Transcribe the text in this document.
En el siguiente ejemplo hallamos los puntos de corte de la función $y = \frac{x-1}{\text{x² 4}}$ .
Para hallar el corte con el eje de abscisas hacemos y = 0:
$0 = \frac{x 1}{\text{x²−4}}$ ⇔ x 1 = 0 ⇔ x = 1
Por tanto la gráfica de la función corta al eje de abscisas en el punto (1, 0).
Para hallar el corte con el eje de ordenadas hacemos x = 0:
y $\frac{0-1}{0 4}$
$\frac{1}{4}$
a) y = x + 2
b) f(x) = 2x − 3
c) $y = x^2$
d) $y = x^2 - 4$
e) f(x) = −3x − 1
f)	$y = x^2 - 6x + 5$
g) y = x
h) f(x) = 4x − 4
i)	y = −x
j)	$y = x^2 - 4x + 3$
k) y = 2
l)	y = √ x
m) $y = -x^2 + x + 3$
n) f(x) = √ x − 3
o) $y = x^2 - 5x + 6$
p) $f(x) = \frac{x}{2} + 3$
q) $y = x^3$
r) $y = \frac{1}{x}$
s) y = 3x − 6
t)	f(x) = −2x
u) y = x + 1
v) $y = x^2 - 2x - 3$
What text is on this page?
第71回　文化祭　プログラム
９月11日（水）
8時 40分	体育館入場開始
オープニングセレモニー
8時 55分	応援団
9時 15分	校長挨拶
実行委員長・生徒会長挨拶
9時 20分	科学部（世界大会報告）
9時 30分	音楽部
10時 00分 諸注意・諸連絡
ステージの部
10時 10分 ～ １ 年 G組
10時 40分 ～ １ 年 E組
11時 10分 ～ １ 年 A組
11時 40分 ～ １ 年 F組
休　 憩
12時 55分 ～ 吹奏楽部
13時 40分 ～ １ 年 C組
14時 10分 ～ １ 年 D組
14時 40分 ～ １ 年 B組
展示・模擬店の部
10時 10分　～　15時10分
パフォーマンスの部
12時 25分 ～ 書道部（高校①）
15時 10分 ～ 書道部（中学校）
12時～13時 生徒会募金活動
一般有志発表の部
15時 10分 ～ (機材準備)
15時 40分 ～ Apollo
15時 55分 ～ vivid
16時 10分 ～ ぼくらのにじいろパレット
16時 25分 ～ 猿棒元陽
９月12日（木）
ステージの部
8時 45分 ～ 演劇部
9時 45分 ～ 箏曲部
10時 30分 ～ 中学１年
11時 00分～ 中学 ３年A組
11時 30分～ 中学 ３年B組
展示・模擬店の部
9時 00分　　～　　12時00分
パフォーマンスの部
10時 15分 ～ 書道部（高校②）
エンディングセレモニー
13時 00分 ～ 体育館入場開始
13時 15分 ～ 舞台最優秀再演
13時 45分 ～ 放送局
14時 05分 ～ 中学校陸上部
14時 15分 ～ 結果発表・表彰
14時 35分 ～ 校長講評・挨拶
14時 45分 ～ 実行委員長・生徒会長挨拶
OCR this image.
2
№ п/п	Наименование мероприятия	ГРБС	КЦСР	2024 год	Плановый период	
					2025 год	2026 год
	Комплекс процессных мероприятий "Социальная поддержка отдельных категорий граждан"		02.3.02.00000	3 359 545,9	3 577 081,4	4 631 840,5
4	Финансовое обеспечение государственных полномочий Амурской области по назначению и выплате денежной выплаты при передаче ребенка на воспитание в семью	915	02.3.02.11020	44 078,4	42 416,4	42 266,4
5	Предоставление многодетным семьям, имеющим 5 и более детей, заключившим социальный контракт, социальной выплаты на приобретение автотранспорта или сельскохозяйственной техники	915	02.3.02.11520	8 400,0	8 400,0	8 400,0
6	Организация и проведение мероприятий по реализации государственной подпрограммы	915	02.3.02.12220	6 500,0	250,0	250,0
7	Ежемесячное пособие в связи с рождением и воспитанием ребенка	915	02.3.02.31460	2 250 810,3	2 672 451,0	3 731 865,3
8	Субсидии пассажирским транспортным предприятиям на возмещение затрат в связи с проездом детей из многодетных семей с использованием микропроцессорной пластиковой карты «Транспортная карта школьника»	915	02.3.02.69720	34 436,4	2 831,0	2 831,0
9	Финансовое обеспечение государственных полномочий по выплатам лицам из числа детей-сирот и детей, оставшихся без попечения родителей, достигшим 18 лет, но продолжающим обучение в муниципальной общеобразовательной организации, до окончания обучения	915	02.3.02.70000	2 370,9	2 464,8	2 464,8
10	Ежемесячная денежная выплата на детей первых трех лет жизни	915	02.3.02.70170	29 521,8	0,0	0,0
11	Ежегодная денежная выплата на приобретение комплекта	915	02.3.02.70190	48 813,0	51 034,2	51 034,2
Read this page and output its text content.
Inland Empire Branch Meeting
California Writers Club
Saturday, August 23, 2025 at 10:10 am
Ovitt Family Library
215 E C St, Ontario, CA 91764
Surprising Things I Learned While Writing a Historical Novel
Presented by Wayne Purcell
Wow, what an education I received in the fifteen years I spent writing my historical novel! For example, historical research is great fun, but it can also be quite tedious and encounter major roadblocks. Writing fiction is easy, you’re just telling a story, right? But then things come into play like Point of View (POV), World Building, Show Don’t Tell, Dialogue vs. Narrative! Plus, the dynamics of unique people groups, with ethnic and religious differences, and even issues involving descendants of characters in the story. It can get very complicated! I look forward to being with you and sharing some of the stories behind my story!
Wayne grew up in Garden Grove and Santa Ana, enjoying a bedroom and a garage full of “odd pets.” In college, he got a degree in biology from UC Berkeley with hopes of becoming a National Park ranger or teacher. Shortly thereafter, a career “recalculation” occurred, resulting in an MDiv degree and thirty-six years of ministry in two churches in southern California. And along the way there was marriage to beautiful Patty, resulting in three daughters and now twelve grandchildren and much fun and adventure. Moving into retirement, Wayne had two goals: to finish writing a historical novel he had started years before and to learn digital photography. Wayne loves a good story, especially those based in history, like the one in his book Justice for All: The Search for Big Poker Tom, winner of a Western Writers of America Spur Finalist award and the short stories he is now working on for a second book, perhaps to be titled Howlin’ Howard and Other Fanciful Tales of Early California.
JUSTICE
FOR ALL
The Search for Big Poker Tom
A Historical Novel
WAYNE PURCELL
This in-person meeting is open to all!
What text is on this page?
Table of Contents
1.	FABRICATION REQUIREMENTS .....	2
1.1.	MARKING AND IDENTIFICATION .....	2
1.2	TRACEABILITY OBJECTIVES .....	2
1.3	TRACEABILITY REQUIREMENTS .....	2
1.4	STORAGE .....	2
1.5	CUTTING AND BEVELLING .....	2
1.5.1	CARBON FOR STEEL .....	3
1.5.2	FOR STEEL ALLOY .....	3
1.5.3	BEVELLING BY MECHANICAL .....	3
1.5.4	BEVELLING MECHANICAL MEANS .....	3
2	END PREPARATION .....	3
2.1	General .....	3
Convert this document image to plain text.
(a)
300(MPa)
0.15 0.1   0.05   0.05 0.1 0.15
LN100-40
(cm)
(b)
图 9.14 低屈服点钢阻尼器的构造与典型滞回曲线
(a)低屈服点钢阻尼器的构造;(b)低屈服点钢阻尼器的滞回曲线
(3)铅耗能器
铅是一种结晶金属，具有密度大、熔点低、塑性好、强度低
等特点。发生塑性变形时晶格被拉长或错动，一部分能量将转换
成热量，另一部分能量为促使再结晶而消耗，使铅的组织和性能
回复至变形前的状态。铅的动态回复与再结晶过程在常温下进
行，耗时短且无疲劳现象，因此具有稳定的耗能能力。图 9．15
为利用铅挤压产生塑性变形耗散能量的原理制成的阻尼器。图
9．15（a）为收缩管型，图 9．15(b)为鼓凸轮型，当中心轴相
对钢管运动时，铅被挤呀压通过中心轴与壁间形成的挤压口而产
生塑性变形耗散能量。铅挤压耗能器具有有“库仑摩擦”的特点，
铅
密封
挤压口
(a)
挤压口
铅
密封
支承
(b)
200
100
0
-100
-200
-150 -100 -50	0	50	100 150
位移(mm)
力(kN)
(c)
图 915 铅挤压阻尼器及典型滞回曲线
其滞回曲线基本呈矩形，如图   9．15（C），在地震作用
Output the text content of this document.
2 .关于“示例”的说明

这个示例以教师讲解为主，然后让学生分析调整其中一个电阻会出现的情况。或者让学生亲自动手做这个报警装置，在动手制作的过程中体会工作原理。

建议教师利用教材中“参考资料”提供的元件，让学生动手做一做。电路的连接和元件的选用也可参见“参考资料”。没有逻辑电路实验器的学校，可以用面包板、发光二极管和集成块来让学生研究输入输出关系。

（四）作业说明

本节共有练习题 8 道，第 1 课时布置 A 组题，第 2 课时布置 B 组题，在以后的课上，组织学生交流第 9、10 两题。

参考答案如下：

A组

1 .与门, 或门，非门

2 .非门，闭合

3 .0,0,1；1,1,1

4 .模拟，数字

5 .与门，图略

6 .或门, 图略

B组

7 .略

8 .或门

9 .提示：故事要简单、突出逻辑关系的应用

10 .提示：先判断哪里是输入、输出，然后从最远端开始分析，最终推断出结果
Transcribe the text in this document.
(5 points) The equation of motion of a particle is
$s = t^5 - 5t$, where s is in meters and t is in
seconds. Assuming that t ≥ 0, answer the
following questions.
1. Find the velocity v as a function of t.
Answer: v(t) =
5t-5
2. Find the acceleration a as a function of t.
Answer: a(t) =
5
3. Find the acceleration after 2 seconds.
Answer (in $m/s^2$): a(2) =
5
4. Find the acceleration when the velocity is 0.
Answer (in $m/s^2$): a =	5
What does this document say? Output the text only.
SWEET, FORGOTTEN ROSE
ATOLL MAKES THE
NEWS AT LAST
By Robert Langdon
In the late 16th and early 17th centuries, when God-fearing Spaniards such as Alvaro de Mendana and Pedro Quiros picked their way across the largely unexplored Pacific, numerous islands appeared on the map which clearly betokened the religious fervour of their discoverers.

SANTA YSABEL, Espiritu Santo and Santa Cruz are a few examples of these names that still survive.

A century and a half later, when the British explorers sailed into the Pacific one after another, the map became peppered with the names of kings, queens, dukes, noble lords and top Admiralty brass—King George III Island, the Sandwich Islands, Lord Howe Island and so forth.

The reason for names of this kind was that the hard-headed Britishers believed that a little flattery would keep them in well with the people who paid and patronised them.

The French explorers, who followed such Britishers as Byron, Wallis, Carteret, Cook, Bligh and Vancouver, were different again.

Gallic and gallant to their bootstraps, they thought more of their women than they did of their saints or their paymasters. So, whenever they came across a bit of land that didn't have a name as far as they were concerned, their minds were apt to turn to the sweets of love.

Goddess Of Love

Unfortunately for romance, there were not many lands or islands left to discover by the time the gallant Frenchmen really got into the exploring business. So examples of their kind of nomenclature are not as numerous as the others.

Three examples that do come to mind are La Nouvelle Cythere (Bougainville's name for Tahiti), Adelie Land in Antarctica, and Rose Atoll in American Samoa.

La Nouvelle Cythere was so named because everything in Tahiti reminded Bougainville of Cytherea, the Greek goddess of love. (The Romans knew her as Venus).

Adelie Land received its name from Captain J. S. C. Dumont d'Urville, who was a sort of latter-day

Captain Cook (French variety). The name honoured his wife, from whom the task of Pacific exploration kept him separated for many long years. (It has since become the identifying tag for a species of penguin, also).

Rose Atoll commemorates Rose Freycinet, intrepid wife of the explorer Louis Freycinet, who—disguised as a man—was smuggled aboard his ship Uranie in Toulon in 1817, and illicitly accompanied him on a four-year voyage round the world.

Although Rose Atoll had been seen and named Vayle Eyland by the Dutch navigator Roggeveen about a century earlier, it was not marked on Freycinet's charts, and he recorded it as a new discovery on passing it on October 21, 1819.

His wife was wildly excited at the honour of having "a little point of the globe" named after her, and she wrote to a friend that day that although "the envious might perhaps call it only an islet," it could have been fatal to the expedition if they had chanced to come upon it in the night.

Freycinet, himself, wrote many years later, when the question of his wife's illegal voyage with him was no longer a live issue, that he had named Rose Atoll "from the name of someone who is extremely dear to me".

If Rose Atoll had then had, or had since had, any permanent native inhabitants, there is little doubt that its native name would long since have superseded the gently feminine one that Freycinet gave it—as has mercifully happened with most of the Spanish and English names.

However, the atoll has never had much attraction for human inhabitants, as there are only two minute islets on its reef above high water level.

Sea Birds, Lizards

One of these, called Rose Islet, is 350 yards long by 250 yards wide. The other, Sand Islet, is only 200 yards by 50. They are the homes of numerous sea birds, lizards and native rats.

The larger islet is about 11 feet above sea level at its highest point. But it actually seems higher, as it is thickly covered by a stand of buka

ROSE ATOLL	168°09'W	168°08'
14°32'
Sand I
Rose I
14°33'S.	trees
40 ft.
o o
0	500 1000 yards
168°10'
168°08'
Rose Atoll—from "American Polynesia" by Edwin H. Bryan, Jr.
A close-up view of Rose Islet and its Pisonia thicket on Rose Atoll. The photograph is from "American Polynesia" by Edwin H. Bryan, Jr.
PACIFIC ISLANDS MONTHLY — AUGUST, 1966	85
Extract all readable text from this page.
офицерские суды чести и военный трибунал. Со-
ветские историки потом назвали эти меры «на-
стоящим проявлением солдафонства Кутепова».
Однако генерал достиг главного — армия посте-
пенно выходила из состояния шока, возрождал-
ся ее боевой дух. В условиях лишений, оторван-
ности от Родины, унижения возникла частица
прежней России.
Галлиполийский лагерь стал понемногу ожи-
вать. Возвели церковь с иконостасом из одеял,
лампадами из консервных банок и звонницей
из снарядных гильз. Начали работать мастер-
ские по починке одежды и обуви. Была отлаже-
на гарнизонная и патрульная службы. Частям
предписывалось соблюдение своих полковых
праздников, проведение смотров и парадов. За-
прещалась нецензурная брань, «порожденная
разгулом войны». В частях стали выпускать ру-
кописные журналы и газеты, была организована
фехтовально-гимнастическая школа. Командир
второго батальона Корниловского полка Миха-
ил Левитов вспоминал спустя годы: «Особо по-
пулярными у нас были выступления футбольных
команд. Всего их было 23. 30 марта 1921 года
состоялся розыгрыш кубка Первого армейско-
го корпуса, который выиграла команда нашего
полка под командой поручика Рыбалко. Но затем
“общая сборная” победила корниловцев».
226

=== Given exercise ===
Work out the count of lines containing the word "corte", then write only that count.

=== Output ===
3